— Start of Provided information —

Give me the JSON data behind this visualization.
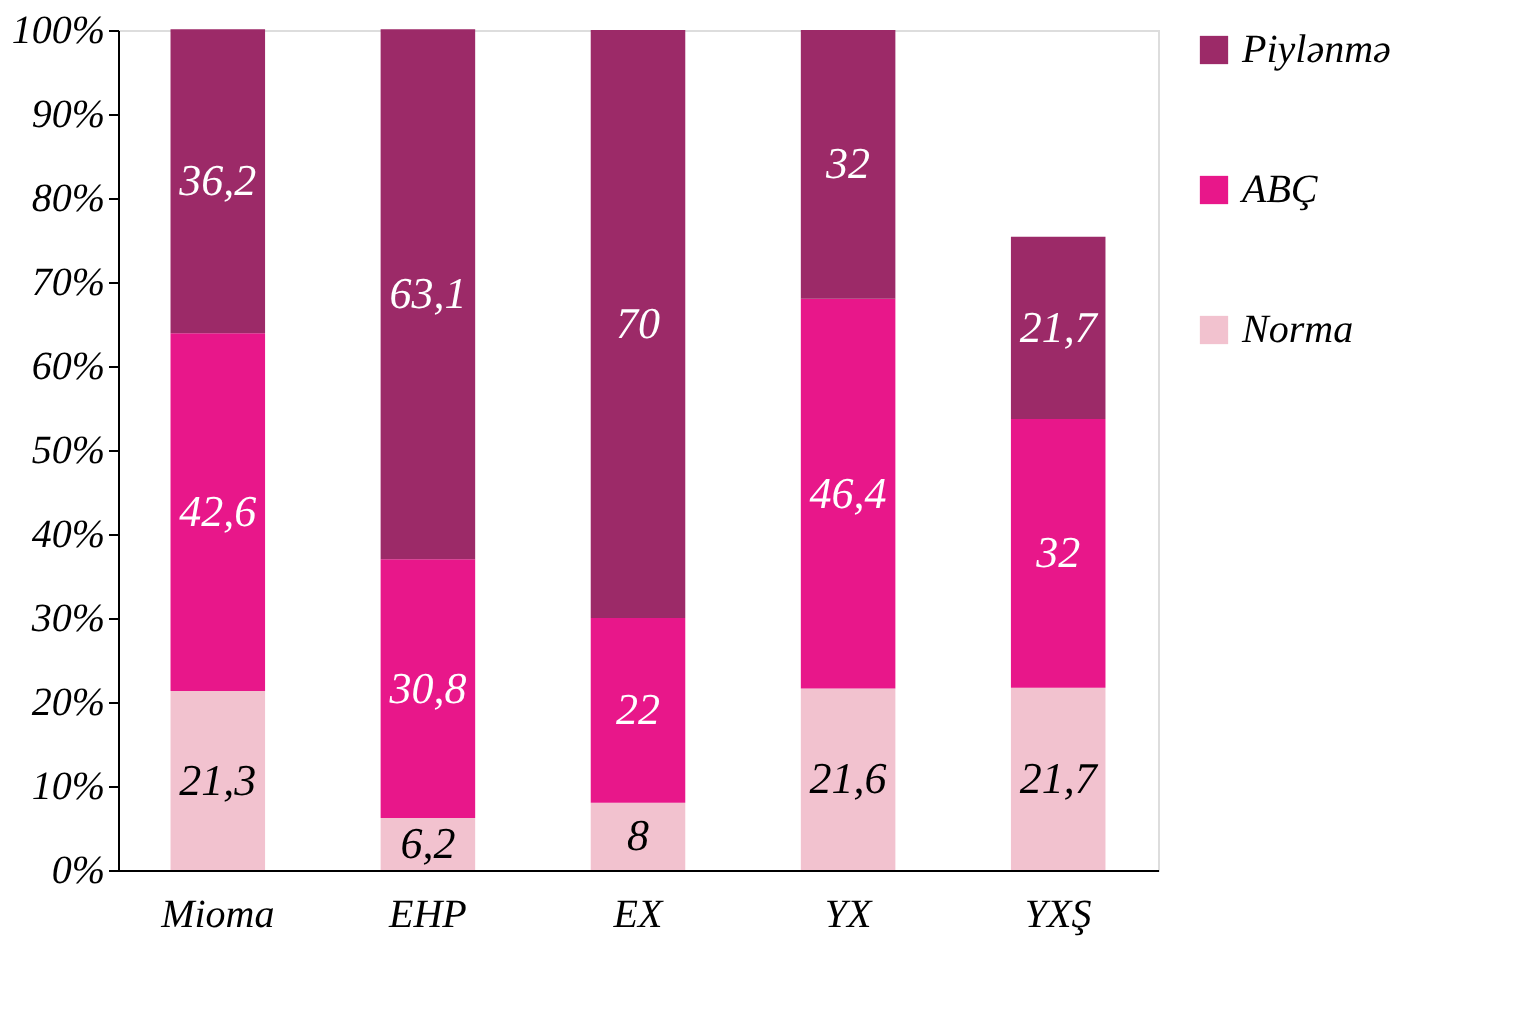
{
  "chart_data": {
    "type": "bar",
    "stacked": true,
    "categories": [
      "Mioma",
      "EHP",
      "EX",
      "YX",
      "YXŞ"
    ],
    "series": [
      {
        "name": "Norma",
        "color": "#f2c2cf",
        "values": [
          21.3,
          6.2,
          8,
          21.6,
          21.7
        ],
        "value_labels": [
          "21,3",
          "6,2",
          "8",
          "21,6",
          "21,7"
        ]
      },
      {
        "name": "ABÇ",
        "color": "#e8178a",
        "values": [
          42.6,
          30.8,
          22,
          46.4,
          32
        ],
        "value_labels": [
          "42,6",
          "30,8",
          "22",
          "46,4",
          "32"
        ]
      },
      {
        "name": "Piylənmə",
        "color": "#9c2a68",
        "values": [
          36.2,
          63.1,
          70,
          32,
          21.7
        ],
        "value_labels": [
          "36,2",
          "63,1",
          "70",
          "32",
          "21,7"
        ]
      }
    ],
    "ylim": [
      0,
      100
    ],
    "yticks": [
      {
        "value": 0,
        "label": "0%"
      },
      {
        "value": 10,
        "label": "10%"
      },
      {
        "value": 20,
        "label": "20%"
      },
      {
        "value": 30,
        "label": "30%"
      },
      {
        "value": 40,
        "label": "40%"
      },
      {
        "value": 50,
        "label": "50%"
      },
      {
        "value": 60,
        "label": "60%"
      },
      {
        "value": 70,
        "label": "70%"
      },
      {
        "value": 80,
        "label": "80%"
      },
      {
        "value": 90,
        "label": "90%"
      },
      {
        "value": 100,
        "label": "100%"
      }
    ],
    "grid": false,
    "legend": "right"
  }
}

— End of Provided information —

The request — Retype all the records shown above, character for character. Omit every picture.

Written solution —
Give me the JSON data behind this visualization.
{
  "chart_data": {
    "type": "bar",
    "stacked": true,
    "categories": [
      "Mioma",
      "EHP",
      "EX",
      "YX",
      "YXŞ"
    ],
    "series": [
      {
        "name": "Norma",
        "color": "#f2c2cf",
        "values": [
          21.3,
          6.2,
          8,
          21.6,
          21.7
        ],
        "value_labels": [
          "21,3",
          "6,2",
          "8",
          "21,6",
          "21,7"
        ]
      },
      {
        "name": "ABÇ",
        "color": "#e8178a",
        "values": [
          42.6,
          30.8,
          22,
          46.4,
          32
        ],
        "value_labels": [
          "42,6",
          "30,8",
          "22",
          "46,4",
          "32"
        ]
      },
      {
        "name": "Piylənmə",
        "color": "#9c2a68",
        "values": [
          36.2,
          63.1,
          70,
          32,
          21.7
        ],
        "value_labels": [
          "36,2",
          "63,1",
          "70",
          "32",
          "21,7"
        ]
      }
    ],
    "ylim": [
      0,
      100
    ],
    "yticks": [
      {
        "value": 0,
        "label": "0%"
      },
      {
        "value": 10,
        "label": "10%"
      },
      {
        "value": 20,
        "label": "20%"
      },
      {
        "value": 30,
        "label": "30%"
      },
      {
        "value": 40,
        "label": "40%"
      },
      {
        "value": 50,
        "label": "50%"
      },
      {
        "value": 60,
        "label": "60%"
      },
      {
        "value": 70,
        "label": "70%"
      },
      {
        "value": 80,
        "label": "80%"
      },
      {
        "value": 90,
        "label": "90%"
      },
      {
        "value": 100,
        "label": "100%"
      }
    ],
    "grid": false,
    "legend": "right"
  }
}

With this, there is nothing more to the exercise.